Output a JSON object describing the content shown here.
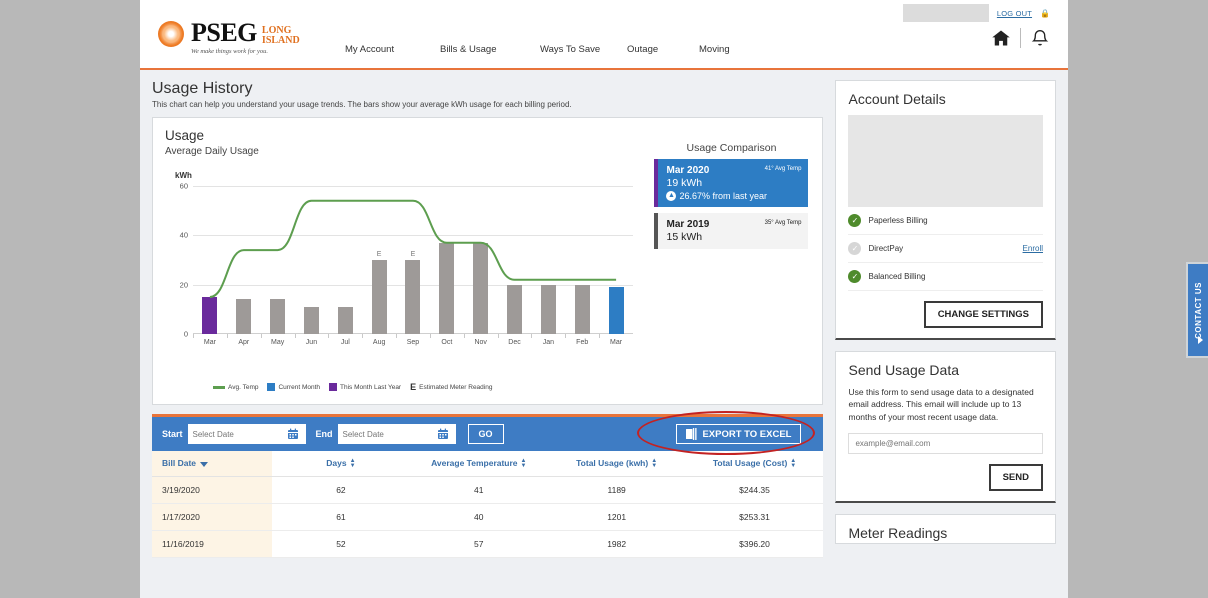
{
  "header": {
    "logo": {
      "brand": "PSEG",
      "region_line1": "LONG",
      "region_line2": "ISLAND",
      "tagline": "We make things work for you."
    },
    "logout_label": "LOG OUT",
    "nav": [
      {
        "label": "My Account"
      },
      {
        "label": "Bills & Usage"
      },
      {
        "label": "Ways To Save"
      },
      {
        "label": "Outage"
      },
      {
        "label": "Moving"
      }
    ],
    "icons": {
      "home": "home-icon",
      "bell": "bell-icon",
      "lock": "lock-icon"
    },
    "accent_color": "#e8743b"
  },
  "page": {
    "title": "Usage History",
    "subtitle": "This chart can help you understand your usage trends. The bars show your average kWh usage for each billing period."
  },
  "usage_card": {
    "heading": "Usage",
    "subheading": "Average Daily Usage",
    "y_axis_label": "kWh",
    "legend": [
      {
        "label": "Avg. Temp",
        "type": "line",
        "color": "#5d9e4f"
      },
      {
        "label": "Current Month",
        "type": "box",
        "color": "#2d7dc4"
      },
      {
        "label": "This Month Last Year",
        "type": "box",
        "color": "#6a2a9c"
      },
      {
        "label": "Estimated Meter Reading",
        "type": "glyph",
        "glyph": "E"
      }
    ]
  },
  "chart_data": {
    "type": "bar",
    "title": "Average Daily Usage",
    "xlabel": "",
    "ylabel": "kWh",
    "ylim": [
      0,
      60
    ],
    "yticks": [
      0,
      20,
      40,
      60
    ],
    "grid": true,
    "legend_position": "bottom",
    "categories": [
      "Mar",
      "Apr",
      "May",
      "Jun",
      "Jul",
      "Aug",
      "Sep",
      "Oct",
      "Nov",
      "Dec",
      "Jan",
      "Feb",
      "Mar"
    ],
    "series": [
      {
        "name": "Average Daily Usage (kWh)",
        "type": "bar",
        "values": [
          15,
          14,
          14,
          11,
          11,
          30,
          30,
          37,
          37,
          20,
          20,
          20,
          19
        ],
        "bar_colors": [
          "#6a2a9c",
          "#9e9a98",
          "#9e9a98",
          "#9e9a98",
          "#9e9a98",
          "#9e9a98",
          "#9e9a98",
          "#9e9a98",
          "#9e9a98",
          "#9e9a98",
          "#9e9a98",
          "#9e9a98",
          "#2d7dc4"
        ],
        "annotations": [
          {
            "category": "Aug",
            "label": "E"
          },
          {
            "category": "Sep",
            "label": "E"
          }
        ]
      },
      {
        "name": "Avg. Temp",
        "type": "line",
        "color": "#5d9e4f",
        "values": [
          15,
          34,
          34,
          54,
          54,
          54,
          54,
          37,
          37,
          22,
          22,
          22,
          22
        ]
      }
    ]
  },
  "comparison": {
    "heading": "Usage Comparison",
    "rows": [
      {
        "month": "Mar 2020",
        "usage": "19 kWh",
        "temp": "41° Avg Temp",
        "delta": "26.67% from last year",
        "delta_direction": "up",
        "highlight": true
      },
      {
        "month": "Mar 2019",
        "usage": "15 kWh",
        "temp": "35° Avg Temp",
        "delta": "",
        "delta_direction": "",
        "highlight": false
      }
    ]
  },
  "toolbar": {
    "start_label": "Start",
    "end_label": "End",
    "start_value": "",
    "start_placeholder": "Select Date",
    "end_value": "",
    "end_placeholder": "Select Date",
    "go_label": "GO",
    "export_label": "EXPORT TO EXCEL",
    "background_color": "#3e7cc4",
    "annotation_color": "#c32222"
  },
  "table": {
    "columns": [
      {
        "label": "Bill Date",
        "sorted": true,
        "sort_dir": "desc"
      },
      {
        "label": "Days",
        "sorted": false
      },
      {
        "label": "Average Temperature",
        "sorted": false
      },
      {
        "label": "Total Usage (kwh)",
        "sorted": false
      },
      {
        "label": "Total Usage (Cost)",
        "sorted": false
      }
    ],
    "rows": [
      {
        "bill_date": "3/19/2020",
        "days": "62",
        "avg_temp": "41",
        "usage_kwh": "1189",
        "usage_cost": "$244.35"
      },
      {
        "bill_date": "1/17/2020",
        "days": "61",
        "avg_temp": "40",
        "usage_kwh": "1201",
        "usage_cost": "$253.31"
      },
      {
        "bill_date": "11/16/2019",
        "days": "52",
        "avg_temp": "57",
        "usage_kwh": "1982",
        "usage_cost": "$396.20"
      }
    ]
  },
  "account_details": {
    "heading": "Account Details",
    "features": [
      {
        "label": "Paperless Billing",
        "enabled": true,
        "action": ""
      },
      {
        "label": "DirectPay",
        "enabled": false,
        "action": "Enroll"
      },
      {
        "label": "Balanced Billing",
        "enabled": true,
        "action": ""
      }
    ],
    "button_label": "CHANGE SETTINGS"
  },
  "send_usage": {
    "heading": "Send Usage Data",
    "body": "Use this form to send usage data to a designated email address. This email will include up to 13 months of your most recent usage data.",
    "email_value": "",
    "email_placeholder": "example@email.com",
    "button_label": "SEND"
  },
  "meter_readings": {
    "heading": "Meter Readings"
  },
  "contact_tab": {
    "label": "CONTACT US"
  }
}
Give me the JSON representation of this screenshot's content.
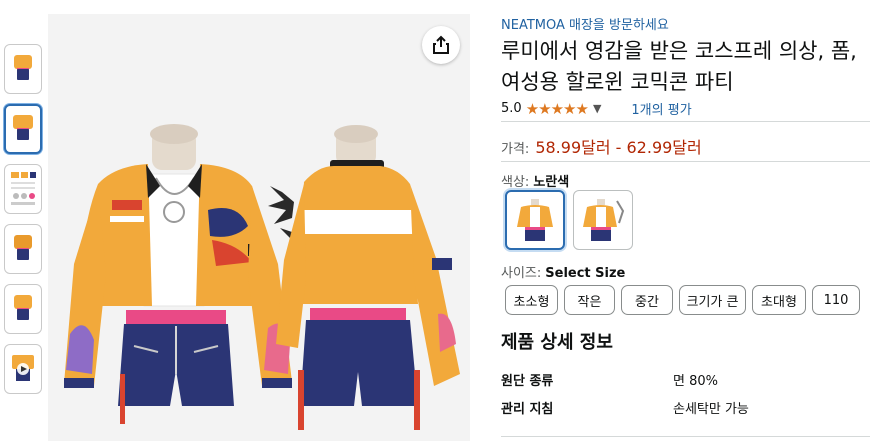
{
  "store": {
    "link_text": "NEATMOA 매장을 방문하세요"
  },
  "product": {
    "title": "루미에서 영감을 받은 코스프레 의상, 폼, 여성용 할로윈 코믹콘 파티",
    "rating_value": "5.0",
    "stars": "★★★★★",
    "reviews_text": "1개의 평가"
  },
  "price": {
    "label": "가격:",
    "value": "58.99달러 - 62.99달러"
  },
  "color": {
    "label": "색상:",
    "selected": "노란색"
  },
  "size": {
    "label": "사이즈:",
    "selected": "Select Size",
    "options": [
      "초소형",
      "작은",
      "중간",
      "크기가 큰",
      "초대형",
      "110"
    ]
  },
  "details": {
    "title": "제품 상세 정보",
    "rows": [
      {
        "key": "원단 종류",
        "value": "면 80%"
      },
      {
        "key": "관리 지침",
        "value": "손세탁만 가능"
      }
    ]
  },
  "icons": {
    "share": "share-icon",
    "chevron": "chevron-down-icon"
  },
  "colors": {
    "accent": "#2162a1",
    "price": "#b12704",
    "star": "#de7921",
    "jacket": "#f2a93b",
    "shorts": "#2b3575",
    "belt": "#e94a86"
  }
}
.....
> Prompt: Your answer should be a single number: the count of lines in the listing that contain the word "Daily".

> Exercise response: 3